* [Written request]: Write out every record below exactly as it appears.

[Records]
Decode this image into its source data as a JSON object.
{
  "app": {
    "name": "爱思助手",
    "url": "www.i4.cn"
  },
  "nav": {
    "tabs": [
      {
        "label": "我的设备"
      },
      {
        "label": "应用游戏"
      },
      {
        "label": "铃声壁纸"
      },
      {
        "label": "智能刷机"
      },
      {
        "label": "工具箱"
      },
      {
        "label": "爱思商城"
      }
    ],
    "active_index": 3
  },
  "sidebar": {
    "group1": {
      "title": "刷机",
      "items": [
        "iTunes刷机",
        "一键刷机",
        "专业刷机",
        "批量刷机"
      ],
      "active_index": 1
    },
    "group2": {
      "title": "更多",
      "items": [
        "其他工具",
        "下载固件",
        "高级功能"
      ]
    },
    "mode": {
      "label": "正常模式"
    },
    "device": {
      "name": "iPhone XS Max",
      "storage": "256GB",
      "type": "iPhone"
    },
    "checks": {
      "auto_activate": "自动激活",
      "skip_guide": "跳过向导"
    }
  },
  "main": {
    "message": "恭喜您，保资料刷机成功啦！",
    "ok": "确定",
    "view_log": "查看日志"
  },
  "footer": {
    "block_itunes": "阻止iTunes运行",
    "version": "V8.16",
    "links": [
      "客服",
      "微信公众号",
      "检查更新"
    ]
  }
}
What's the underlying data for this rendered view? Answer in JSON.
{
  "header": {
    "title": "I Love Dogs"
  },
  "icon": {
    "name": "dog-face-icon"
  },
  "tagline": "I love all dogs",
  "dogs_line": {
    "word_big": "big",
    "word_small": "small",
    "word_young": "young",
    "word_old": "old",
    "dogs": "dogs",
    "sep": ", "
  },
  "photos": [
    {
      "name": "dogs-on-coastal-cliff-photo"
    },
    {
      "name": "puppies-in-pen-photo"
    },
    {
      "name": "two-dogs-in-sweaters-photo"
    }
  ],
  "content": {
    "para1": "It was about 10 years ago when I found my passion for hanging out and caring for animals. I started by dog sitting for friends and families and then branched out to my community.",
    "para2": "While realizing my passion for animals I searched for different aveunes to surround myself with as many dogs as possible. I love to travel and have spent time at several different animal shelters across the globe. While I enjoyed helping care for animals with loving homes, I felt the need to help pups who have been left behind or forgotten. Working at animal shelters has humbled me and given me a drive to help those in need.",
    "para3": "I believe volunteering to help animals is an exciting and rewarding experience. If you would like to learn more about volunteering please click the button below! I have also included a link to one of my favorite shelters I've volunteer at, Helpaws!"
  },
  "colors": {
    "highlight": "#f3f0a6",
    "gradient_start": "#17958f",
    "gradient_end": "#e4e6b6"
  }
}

* [Result of the task]:
Decode this image into its source data as a JSON object.
{
  "app": {
    "name": "爱思助手",
    "url": "www.i4.cn"
  },
  "nav": {
    "tabs": [
      {
        "label": "我的设备"
      },
      {
        "label": "应用游戏"
      },
      {
        "label": "铃声壁纸"
      },
      {
        "label": "智能刷机"
      },
      {
        "label": "工具箱"
      },
      {
        "label": "爱思商城"
      }
    ],
    "active_index": 3
  },
  "sidebar": {
    "group1": {
      "title": "刷机",
      "items": [
        "iTunes刷机",
        "一键刷机",
        "专业刷机",
        "批量刷机"
      ],
      "active_index": 1
    },
    "group2": {
      "title": "更多",
      "items": [
        "其他工具",
        "下载固件",
        "高级功能"
      ]
    },
    "mode": {
      "label": "正常模式"
    },
    "device": {
      "name": "iPhone XS Max",
      "storage": "256GB",
      "type": "iPhone"
    },
    "checks": {
      "auto_activate": "自动激活",
      "skip_guide": "跳过向导"
    }
  },
  "main": {
    "message": "恭喜您，保资料刷机成功啦！",
    "ok": "确定",
    "view_log": "查看日志"
  },
  "footer": {
    "block_itunes": "阻止iTunes运行",
    "version": "V8.16",
    "links": [
      "客服",
      "微信公众号",
      "检查更新"
    ]
  }
}
What's the underlying data for this rendered view? Answer in JSON.
{
  "header": {
    "title": "I Love Dogs"
  },
  "icon": {
    "name": "dog-face-icon"
  },
  "tagline": "I love all dogs",
  "dogs_line": {
    "word_big": "big",
    "word_small": "small",
    "word_young": "young",
    "word_old": "old",
    "dogs": "dogs",
    "sep": ", "
  },
  "photos": [
    {
      "name": "dogs-on-coastal-cliff-photo"
    },
    {
      "name": "puppies-in-pen-photo"
    },
    {
      "name": "two-dogs-in-sweaters-photo"
    }
  ],
  "content": {
    "para1": "It was about 10 years ago when I found my passion for hanging out and caring for animals. I started by dog sitting for friends and families and then branched out to my community.",
    "para2": "While realizing my passion for animals I searched for different aveunes to surround myself with as many dogs as possible. I love to travel and have spent time at several different animal shelters across the globe. While I enjoyed helping care for animals with loving homes, I felt the need to help pups who have been left behind or forgotten. Working at animal shelters has humbled me and given me a drive to help those in need.",
    "para3": "I believe volunteering to help animals is an exciting and rewarding experience. If you would like to learn more about volunteering please click the button below! I have also included a link to one of my favorite shelters I've volunteer at, Helpaws!"
  },
  "colors": {
    "highlight": "#f3f0a6",
    "gradient_start": "#17958f",
    "gradient_end": "#e4e6b6"
  }
}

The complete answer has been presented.